-- INSTRUCTIONS TO FOLLOW --
Output the full listing below exactly, without the pictures.

-- DATA ROWS --
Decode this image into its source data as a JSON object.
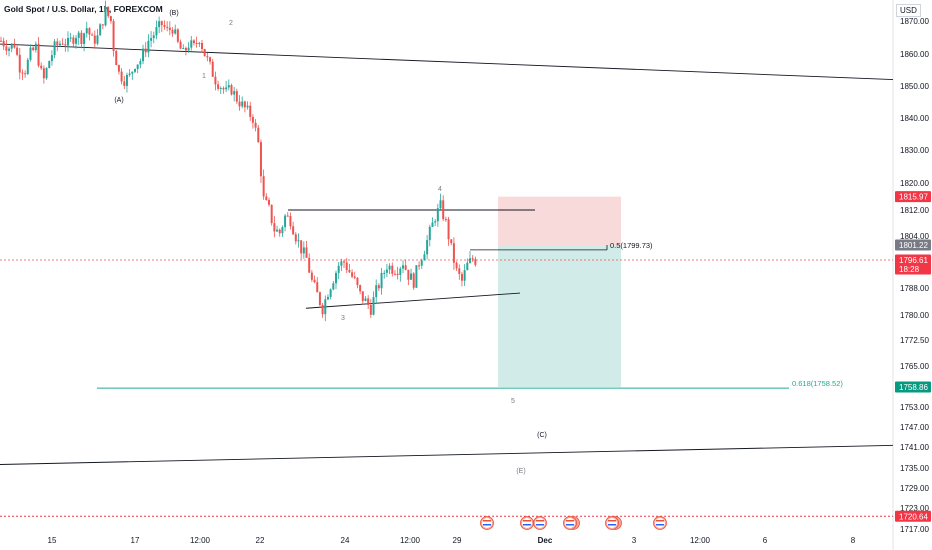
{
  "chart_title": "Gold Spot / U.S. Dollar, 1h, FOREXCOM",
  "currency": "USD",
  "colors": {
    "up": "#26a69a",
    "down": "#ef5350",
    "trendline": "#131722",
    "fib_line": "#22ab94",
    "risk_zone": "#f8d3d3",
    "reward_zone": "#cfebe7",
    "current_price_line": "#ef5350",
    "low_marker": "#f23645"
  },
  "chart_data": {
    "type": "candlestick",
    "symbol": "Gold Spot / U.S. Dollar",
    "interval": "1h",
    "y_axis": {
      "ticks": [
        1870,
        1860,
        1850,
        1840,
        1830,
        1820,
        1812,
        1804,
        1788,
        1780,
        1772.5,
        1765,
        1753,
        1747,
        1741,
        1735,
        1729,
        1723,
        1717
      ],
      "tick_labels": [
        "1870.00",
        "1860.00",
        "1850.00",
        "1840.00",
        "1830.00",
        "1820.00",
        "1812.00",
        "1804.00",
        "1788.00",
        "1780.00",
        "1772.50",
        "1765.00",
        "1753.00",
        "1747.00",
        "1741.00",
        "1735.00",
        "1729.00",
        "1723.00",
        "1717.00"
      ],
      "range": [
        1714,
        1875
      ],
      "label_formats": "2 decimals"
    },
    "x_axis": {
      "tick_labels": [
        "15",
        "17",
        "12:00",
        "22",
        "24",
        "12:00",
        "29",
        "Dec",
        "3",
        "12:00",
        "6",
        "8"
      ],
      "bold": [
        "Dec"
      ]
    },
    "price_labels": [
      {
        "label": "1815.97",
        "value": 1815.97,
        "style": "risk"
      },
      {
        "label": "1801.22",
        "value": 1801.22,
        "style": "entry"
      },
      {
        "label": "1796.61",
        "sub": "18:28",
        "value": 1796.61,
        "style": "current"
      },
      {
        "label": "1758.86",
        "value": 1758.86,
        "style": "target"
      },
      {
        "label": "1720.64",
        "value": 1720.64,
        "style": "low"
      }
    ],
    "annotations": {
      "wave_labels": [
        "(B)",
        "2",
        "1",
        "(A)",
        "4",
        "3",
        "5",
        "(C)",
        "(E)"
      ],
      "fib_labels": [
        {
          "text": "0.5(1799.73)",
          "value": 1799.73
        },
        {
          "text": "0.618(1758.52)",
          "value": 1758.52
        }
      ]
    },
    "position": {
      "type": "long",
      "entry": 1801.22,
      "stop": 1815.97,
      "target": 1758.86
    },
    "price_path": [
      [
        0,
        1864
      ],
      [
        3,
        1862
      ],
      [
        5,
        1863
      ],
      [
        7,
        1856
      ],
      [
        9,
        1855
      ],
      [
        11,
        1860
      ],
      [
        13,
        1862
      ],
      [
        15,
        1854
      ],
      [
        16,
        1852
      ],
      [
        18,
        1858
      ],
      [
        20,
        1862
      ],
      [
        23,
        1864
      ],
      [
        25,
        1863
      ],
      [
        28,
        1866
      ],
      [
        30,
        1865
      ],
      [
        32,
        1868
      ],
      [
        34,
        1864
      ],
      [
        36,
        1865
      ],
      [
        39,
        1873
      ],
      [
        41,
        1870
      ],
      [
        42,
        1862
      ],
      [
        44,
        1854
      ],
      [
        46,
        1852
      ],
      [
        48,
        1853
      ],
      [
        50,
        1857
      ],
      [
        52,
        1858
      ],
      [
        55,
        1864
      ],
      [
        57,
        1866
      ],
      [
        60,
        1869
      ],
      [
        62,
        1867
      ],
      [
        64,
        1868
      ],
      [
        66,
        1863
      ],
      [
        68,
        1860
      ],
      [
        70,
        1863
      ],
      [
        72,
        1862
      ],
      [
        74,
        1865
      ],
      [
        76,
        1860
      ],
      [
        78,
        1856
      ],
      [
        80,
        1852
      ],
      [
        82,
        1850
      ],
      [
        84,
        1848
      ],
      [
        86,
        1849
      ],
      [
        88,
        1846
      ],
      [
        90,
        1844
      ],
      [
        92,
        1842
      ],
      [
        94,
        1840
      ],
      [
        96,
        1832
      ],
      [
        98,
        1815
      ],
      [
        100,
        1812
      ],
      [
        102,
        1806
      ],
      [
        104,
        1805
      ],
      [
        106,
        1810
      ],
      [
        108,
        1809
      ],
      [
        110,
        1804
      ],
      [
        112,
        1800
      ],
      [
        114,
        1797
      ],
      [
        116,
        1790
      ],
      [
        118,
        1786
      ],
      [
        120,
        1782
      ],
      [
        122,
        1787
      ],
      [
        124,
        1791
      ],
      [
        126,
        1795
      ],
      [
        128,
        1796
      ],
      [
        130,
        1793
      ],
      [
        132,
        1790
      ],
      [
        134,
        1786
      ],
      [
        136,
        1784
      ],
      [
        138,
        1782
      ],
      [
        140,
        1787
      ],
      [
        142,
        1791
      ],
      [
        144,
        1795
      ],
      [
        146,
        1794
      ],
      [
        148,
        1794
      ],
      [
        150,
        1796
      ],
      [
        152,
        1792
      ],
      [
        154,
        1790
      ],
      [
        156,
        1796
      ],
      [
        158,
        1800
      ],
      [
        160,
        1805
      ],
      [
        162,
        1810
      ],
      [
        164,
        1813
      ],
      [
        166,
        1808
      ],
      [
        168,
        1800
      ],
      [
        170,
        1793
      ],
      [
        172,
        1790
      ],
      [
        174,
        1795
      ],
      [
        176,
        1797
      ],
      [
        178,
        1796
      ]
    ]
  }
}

-- TASK RESULT --
Decode this image into its source data as a JSON object.
{
  "chart_title": "Gold Spot / U.S. Dollar, 1h, FOREXCOM",
  "currency": "USD",
  "colors": {
    "up": "#26a69a",
    "down": "#ef5350",
    "trendline": "#131722",
    "fib_line": "#22ab94",
    "risk_zone": "#f8d3d3",
    "reward_zone": "#cfebe7",
    "current_price_line": "#ef5350",
    "low_marker": "#f23645"
  },
  "chart_data": {
    "type": "candlestick",
    "symbol": "Gold Spot / U.S. Dollar",
    "interval": "1h",
    "y_axis": {
      "ticks": [
        1870,
        1860,
        1850,
        1840,
        1830,
        1820,
        1812,
        1804,
        1788,
        1780,
        1772.5,
        1765,
        1753,
        1747,
        1741,
        1735,
        1729,
        1723,
        1717
      ],
      "tick_labels": [
        "1870.00",
        "1860.00",
        "1850.00",
        "1840.00",
        "1830.00",
        "1820.00",
        "1812.00",
        "1804.00",
        "1788.00",
        "1780.00",
        "1772.50",
        "1765.00",
        "1753.00",
        "1747.00",
        "1741.00",
        "1735.00",
        "1729.00",
        "1723.00",
        "1717.00"
      ],
      "range": [
        1714,
        1875
      ],
      "label_formats": "2 decimals"
    },
    "x_axis": {
      "tick_labels": [
        "15",
        "17",
        "12:00",
        "22",
        "24",
        "12:00",
        "29",
        "Dec",
        "3",
        "12:00",
        "6",
        "8"
      ],
      "bold": [
        "Dec"
      ]
    },
    "price_labels": [
      {
        "label": "1815.97",
        "value": 1815.97,
        "style": "risk"
      },
      {
        "label": "1801.22",
        "value": 1801.22,
        "style": "entry"
      },
      {
        "label": "1796.61",
        "sub": "18:28",
        "value": 1796.61,
        "style": "current"
      },
      {
        "label": "1758.86",
        "value": 1758.86,
        "style": "target"
      },
      {
        "label": "1720.64",
        "value": 1720.64,
        "style": "low"
      }
    ],
    "annotations": {
      "wave_labels": [
        "(B)",
        "2",
        "1",
        "(A)",
        "4",
        "3",
        "5",
        "(C)",
        "(E)"
      ],
      "fib_labels": [
        {
          "text": "0.5(1799.73)",
          "value": 1799.73
        },
        {
          "text": "0.618(1758.52)",
          "value": 1758.52
        }
      ]
    },
    "position": {
      "type": "long",
      "entry": 1801.22,
      "stop": 1815.97,
      "target": 1758.86
    },
    "price_path": [
      [
        0,
        1864
      ],
      [
        3,
        1862
      ],
      [
        5,
        1863
      ],
      [
        7,
        1856
      ],
      [
        9,
        1855
      ],
      [
        11,
        1860
      ],
      [
        13,
        1862
      ],
      [
        15,
        1854
      ],
      [
        16,
        1852
      ],
      [
        18,
        1858
      ],
      [
        20,
        1862
      ],
      [
        23,
        1864
      ],
      [
        25,
        1863
      ],
      [
        28,
        1866
      ],
      [
        30,
        1865
      ],
      [
        32,
        1868
      ],
      [
        34,
        1864
      ],
      [
        36,
        1865
      ],
      [
        39,
        1873
      ],
      [
        41,
        1870
      ],
      [
        42,
        1862
      ],
      [
        44,
        1854
      ],
      [
        46,
        1852
      ],
      [
        48,
        1853
      ],
      [
        50,
        1857
      ],
      [
        52,
        1858
      ],
      [
        55,
        1864
      ],
      [
        57,
        1866
      ],
      [
        60,
        1869
      ],
      [
        62,
        1867
      ],
      [
        64,
        1868
      ],
      [
        66,
        1863
      ],
      [
        68,
        1860
      ],
      [
        70,
        1863
      ],
      [
        72,
        1862
      ],
      [
        74,
        1865
      ],
      [
        76,
        1860
      ],
      [
        78,
        1856
      ],
      [
        80,
        1852
      ],
      [
        82,
        1850
      ],
      [
        84,
        1848
      ],
      [
        86,
        1849
      ],
      [
        88,
        1846
      ],
      [
        90,
        1844
      ],
      [
        92,
        1842
      ],
      [
        94,
        1840
      ],
      [
        96,
        1832
      ],
      [
        98,
        1815
      ],
      [
        100,
        1812
      ],
      [
        102,
        1806
      ],
      [
        104,
        1805
      ],
      [
        106,
        1810
      ],
      [
        108,
        1809
      ],
      [
        110,
        1804
      ],
      [
        112,
        1800
      ],
      [
        114,
        1797
      ],
      [
        116,
        1790
      ],
      [
        118,
        1786
      ],
      [
        120,
        1782
      ],
      [
        122,
        1787
      ],
      [
        124,
        1791
      ],
      [
        126,
        1795
      ],
      [
        128,
        1796
      ],
      [
        130,
        1793
      ],
      [
        132,
        1790
      ],
      [
        134,
        1786
      ],
      [
        136,
        1784
      ],
      [
        138,
        1782
      ],
      [
        140,
        1787
      ],
      [
        142,
        1791
      ],
      [
        144,
        1795
      ],
      [
        146,
        1794
      ],
      [
        148,
        1794
      ],
      [
        150,
        1796
      ],
      [
        152,
        1792
      ],
      [
        154,
        1790
      ],
      [
        156,
        1796
      ],
      [
        158,
        1800
      ],
      [
        160,
        1805
      ],
      [
        162,
        1810
      ],
      [
        164,
        1813
      ],
      [
        166,
        1808
      ],
      [
        168,
        1800
      ],
      [
        170,
        1793
      ],
      [
        172,
        1790
      ],
      [
        174,
        1795
      ],
      [
        176,
        1797
      ],
      [
        178,
        1796
      ]
    ]
  }
}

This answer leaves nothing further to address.